(Records from a data source)
Begin

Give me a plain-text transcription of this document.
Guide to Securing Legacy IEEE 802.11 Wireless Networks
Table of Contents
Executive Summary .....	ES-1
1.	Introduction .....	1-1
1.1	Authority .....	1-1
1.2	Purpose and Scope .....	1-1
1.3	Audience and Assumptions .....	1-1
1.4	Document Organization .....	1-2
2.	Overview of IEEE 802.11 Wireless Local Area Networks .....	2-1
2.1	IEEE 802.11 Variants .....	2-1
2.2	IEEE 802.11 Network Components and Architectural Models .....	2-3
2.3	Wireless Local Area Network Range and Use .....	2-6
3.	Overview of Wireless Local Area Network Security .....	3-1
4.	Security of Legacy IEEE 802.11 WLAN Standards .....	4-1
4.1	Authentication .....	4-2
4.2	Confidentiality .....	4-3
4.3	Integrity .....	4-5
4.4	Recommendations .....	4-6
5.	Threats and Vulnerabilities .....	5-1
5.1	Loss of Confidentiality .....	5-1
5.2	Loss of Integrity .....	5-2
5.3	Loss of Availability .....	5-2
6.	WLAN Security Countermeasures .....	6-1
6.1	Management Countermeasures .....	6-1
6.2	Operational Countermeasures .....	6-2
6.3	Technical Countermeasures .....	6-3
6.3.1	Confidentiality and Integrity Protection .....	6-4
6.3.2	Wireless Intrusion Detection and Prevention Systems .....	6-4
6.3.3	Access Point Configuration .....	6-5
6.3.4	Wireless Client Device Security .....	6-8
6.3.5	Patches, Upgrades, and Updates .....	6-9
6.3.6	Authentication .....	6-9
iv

End

Output the listing above exactly as it appears.

Give me a plain-text transcription of this document.
Guide to Securing Legacy IEEE 802.11 Wireless Networks
Table of Contents
Executive Summary .....	ES-1
1.	Introduction .....	1-1
1.1	Authority .....	1-1
1.2	Purpose and Scope .....	1-1
1.3	Audience and Assumptions .....	1-1
1.4	Document Organization .....	1-2
2.	Overview of IEEE 802.11 Wireless Local Area Networks .....	2-1
2.1	IEEE 802.11 Variants .....	2-1
2.2	IEEE 802.11 Network Components and Architectural Models .....	2-3
2.3	Wireless Local Area Network Range and Use .....	2-6
3.	Overview of Wireless Local Area Network Security .....	3-1
4.	Security of Legacy IEEE 802.11 WLAN Standards .....	4-1
4.1	Authentication .....	4-2
4.2	Confidentiality .....	4-3
4.3	Integrity .....	4-5
4.4	Recommendations .....	4-6
5.	Threats and Vulnerabilities .....	5-1
5.1	Loss of Confidentiality .....	5-1
5.2	Loss of Integrity .....	5-2
5.3	Loss of Availability .....	5-2
6.	WLAN Security Countermeasures .....	6-1
6.1	Management Countermeasures .....	6-1
6.2	Operational Countermeasures .....	6-2
6.3	Technical Countermeasures .....	6-3
6.3.1	Confidentiality and Integrity Protection .....	6-4
6.3.2	Wireless Intrusion Detection and Prevention Systems .....	6-4
6.3.3	Access Point Configuration .....	6-5
6.3.4	Wireless Client Device Security .....	6-8
6.3.5	Patches, Upgrades, and Updates .....	6-9
6.3.6	Authentication .....	6-9
iv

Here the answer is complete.